From the records below, copy every line that contains the word "this".

>> start GIVEN RECORDS

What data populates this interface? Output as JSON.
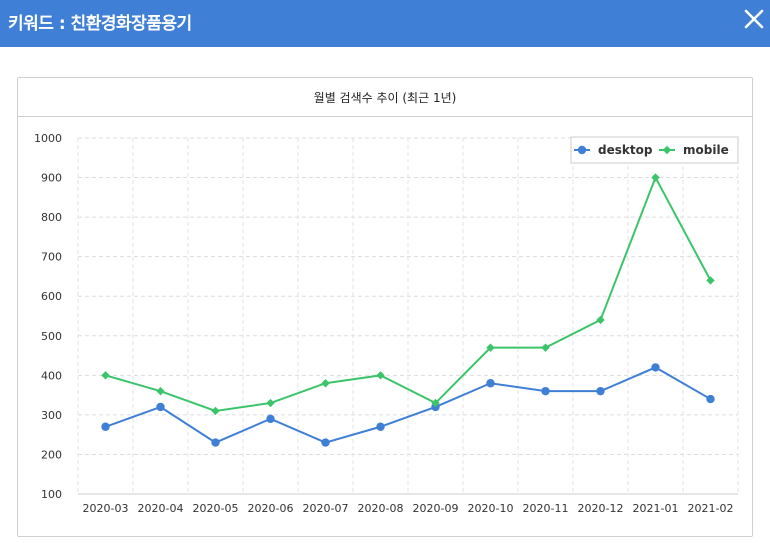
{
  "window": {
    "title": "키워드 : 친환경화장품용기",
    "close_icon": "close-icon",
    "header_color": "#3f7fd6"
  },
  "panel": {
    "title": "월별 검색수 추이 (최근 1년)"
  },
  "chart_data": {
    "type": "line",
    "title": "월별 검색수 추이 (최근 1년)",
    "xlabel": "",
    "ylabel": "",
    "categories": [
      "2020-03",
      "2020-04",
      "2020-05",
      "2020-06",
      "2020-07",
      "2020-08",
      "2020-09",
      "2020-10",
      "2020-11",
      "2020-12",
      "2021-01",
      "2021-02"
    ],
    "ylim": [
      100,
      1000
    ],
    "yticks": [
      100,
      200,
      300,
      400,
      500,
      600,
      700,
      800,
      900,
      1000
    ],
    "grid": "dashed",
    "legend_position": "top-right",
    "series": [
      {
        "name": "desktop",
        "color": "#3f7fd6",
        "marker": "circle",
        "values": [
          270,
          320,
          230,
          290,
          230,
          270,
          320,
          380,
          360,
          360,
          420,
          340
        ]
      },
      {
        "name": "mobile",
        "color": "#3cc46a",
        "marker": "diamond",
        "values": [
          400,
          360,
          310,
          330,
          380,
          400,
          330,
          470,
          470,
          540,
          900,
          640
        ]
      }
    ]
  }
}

>> end GIVEN RECORDS
>> start GIVEN RECORDS

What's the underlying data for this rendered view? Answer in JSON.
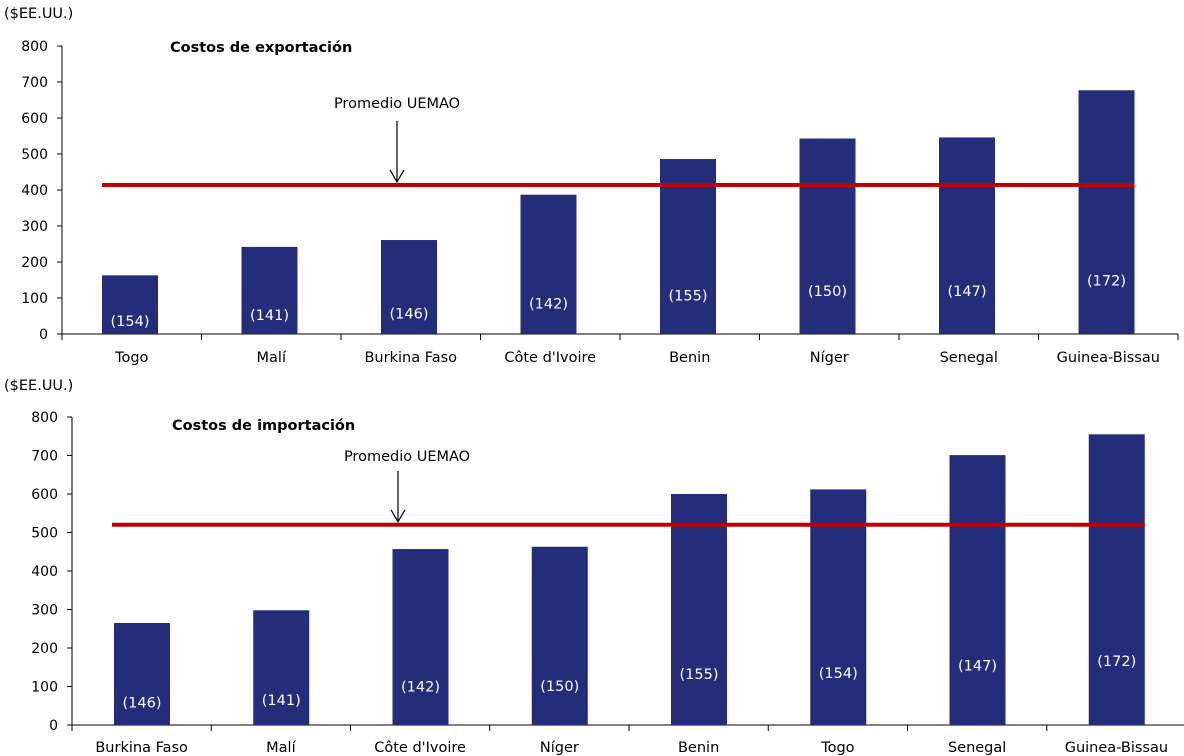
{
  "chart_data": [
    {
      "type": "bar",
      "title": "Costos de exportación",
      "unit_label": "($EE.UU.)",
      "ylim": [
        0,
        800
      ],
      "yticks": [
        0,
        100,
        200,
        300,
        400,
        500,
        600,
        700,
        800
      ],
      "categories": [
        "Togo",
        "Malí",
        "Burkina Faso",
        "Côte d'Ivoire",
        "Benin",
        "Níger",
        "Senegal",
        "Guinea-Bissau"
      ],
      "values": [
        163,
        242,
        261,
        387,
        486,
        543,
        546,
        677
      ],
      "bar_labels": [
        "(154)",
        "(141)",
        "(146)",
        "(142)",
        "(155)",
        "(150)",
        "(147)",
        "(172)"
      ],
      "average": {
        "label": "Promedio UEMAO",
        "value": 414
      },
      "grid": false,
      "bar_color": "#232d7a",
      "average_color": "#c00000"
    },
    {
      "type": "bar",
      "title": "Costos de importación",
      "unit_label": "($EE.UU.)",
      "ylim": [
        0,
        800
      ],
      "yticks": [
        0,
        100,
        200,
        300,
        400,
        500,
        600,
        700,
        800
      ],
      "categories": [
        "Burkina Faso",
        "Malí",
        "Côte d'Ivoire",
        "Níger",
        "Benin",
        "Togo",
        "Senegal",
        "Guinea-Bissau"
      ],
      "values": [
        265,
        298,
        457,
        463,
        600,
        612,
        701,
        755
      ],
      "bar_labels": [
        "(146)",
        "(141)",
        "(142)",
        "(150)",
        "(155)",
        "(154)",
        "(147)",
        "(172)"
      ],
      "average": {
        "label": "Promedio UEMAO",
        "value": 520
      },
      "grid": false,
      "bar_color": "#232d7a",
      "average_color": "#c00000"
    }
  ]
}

>> end GIVEN RECORDS

EXERCISE OUTPUT:
What data populates this interface? Output as JSON.
What's the underlying data for this rendered view? Answer in JSON.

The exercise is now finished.